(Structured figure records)
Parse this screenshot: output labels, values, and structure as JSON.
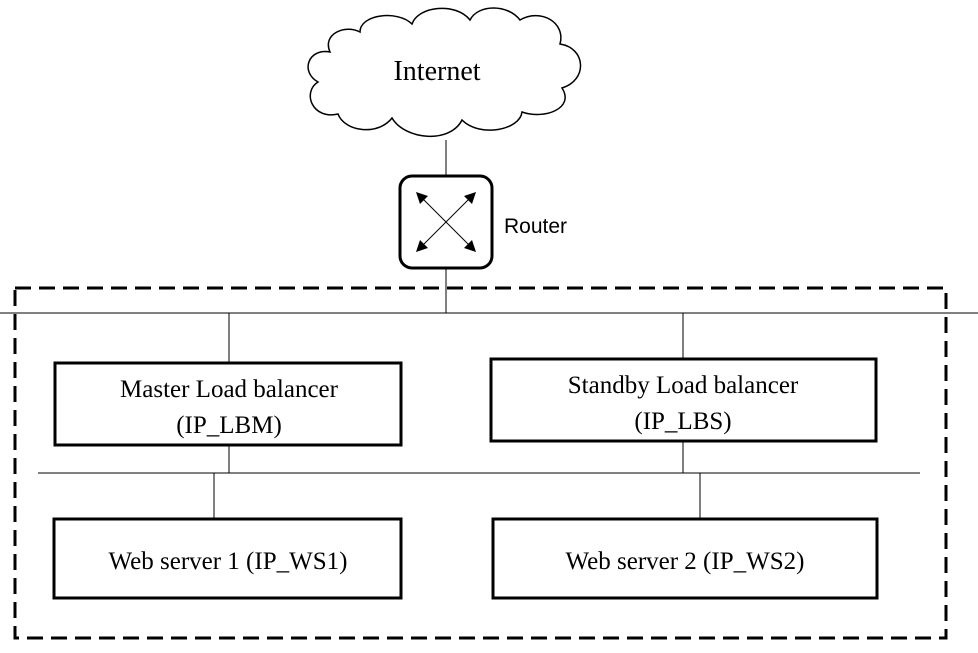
{
  "internet": {
    "label": "Internet"
  },
  "router": {
    "label": "Router"
  },
  "load_balancers": {
    "master": {
      "name": "Master Load balancer",
      "ip": "(IP_LBM)"
    },
    "standby": {
      "name": "Standby Load balancer",
      "ip": "(IP_LBS)"
    }
  },
  "web_servers": {
    "ws1": {
      "label": "Web server 1 (IP_WS1)"
    },
    "ws2": {
      "label": "Web server 2 (IP_WS2)"
    }
  },
  "colors": {
    "stroke": "#000000",
    "background": "#ffffff"
  }
}
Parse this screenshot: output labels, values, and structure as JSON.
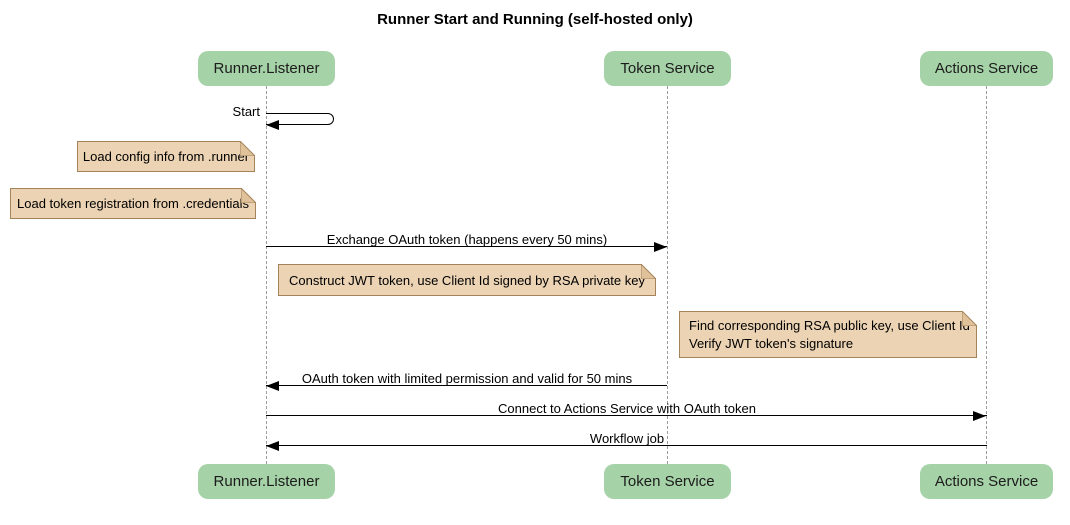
{
  "title": "Runner Start and Running (self-hosted only)",
  "participants": [
    {
      "name": "Runner.Listener"
    },
    {
      "name": "Token Service"
    },
    {
      "name": "Actions Service"
    }
  ],
  "self_message": {
    "label": "Start",
    "actor": "Runner.Listener"
  },
  "messages": [
    {
      "label": "Exchange OAuth token (happens every 50 mins)",
      "from": "Runner.Listener",
      "to": "Token Service",
      "direction": "right"
    },
    {
      "label": "OAuth token with limited permission and valid for 50 mins",
      "from": "Token Service",
      "to": "Runner.Listener",
      "direction": "left"
    },
    {
      "label": "Connect to Actions Service with OAuth token",
      "from": "Runner.Listener",
      "to": "Actions Service",
      "direction": "right"
    },
    {
      "label": "Workflow job",
      "from": "Actions Service",
      "to": "Runner.Listener",
      "direction": "left"
    }
  ],
  "notes": [
    {
      "lines": [
        "Load config info from .runner"
      ]
    },
    {
      "lines": [
        "Load token registration from .credentials"
      ]
    },
    {
      "lines": [
        "Construct JWT token, use Client Id signed by RSA private key"
      ]
    },
    {
      "lines": [
        "Find corresponding RSA public key, use Client Id",
        "Verify JWT token's signature"
      ]
    }
  ],
  "colors": {
    "background": "#ffffff",
    "participant_fill": "#a6d2a7",
    "participant_text": "#1c1c1c",
    "note_fill": "#ebd3b3",
    "note_border": "#a5835a",
    "lifeline": "#9b9b9b",
    "arrow": "#000000",
    "title_text": "#000000"
  }
}
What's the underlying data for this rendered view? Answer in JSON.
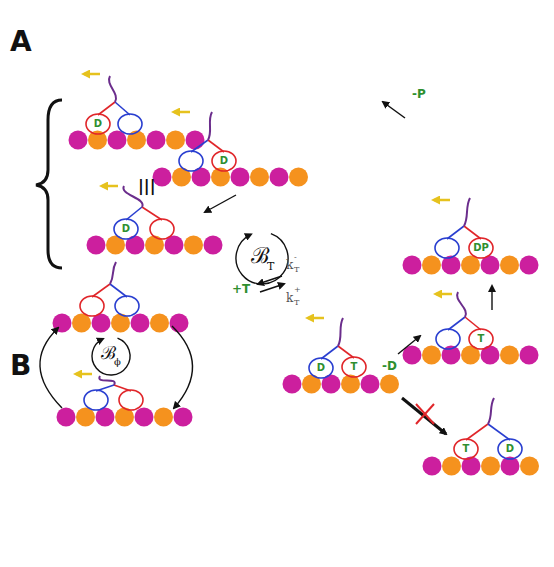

Problem details » Leave out the pictures and print each record exactly as it stands.

Result of the exercise »
Parse this screenshot: output labels, values, and structure as JSON.
{
  "internet": {
    "label": "Internet"
  },
  "router": {
    "label": "Router"
  },
  "load_balancers": {
    "master": {
      "name": "Master Load balancer",
      "ip": "(IP_LBM)"
    },
    "standby": {
      "name": "Standby Load balancer",
      "ip": "(IP_LBS)"
    }
  },
  "web_servers": {
    "ws1": {
      "label": "Web server 1 (IP_WS1)"
    },
    "ws2": {
      "label": "Web server 2 (IP_WS2)"
    }
  },
  "colors": {
    "stroke": "#000000",
    "background": "#ffffff"
  }
}
Parse this screenshot: output labels, values, and structure as JSON.
{
  "title": "Runner Start and Running (self-hosted only)",
  "participants": [
    {
      "name": "Runner.Listener"
    },
    {
      "name": "Token Service"
    },
    {
      "name": "Actions Service"
    }
  ],
  "self_message": {
    "label": "Start",
    "actor": "Runner.Listener"
  },
  "messages": [
    {
      "label": "Exchange OAuth token (happens every 50 mins)",
      "from": "Runner.Listener",
      "to": "Token Service",
      "direction": "right"
    },
    {
      "label": "OAuth token with limited permission and valid for 50 mins",
      "from": "Token Service",
      "to": "Runner.Listener",
      "direction": "left"
    },
    {
      "label": "Connect to Actions Service with OAuth token",
      "from": "Runner.Listener",
      "to": "Actions Service",
      "direction": "right"
    },
    {
      "label": "Workflow job",
      "from": "Actions Service",
      "to": "Runner.Listener",
      "direction": "left"
    }
  ],
  "notes": [
    {
      "lines": [
        "Load config info from .runner"
      ]
    },
    {
      "lines": [
        "Load token registration from .credentials"
      ]
    },
    {
      "lines": [
        "Construct JWT token, use Client Id signed by RSA private key"
      ]
    },
    {
      "lines": [
        "Find corresponding RSA public key, use Client Id",
        "Verify JWT token's signature"
      ]
    }
  ],
  "colors": {
    "background": "#ffffff",
    "participant_fill": "#a6d2a7",
    "participant_text": "#1c1c1c",
    "note_fill": "#ebd3b3",
    "note_border": "#a5835a",
    "lifeline": "#9b9b9b",
    "arrow": "#000000",
    "title_text": "#000000"
  }
}
What's the underlying data for this rendered view? Answer in JSON.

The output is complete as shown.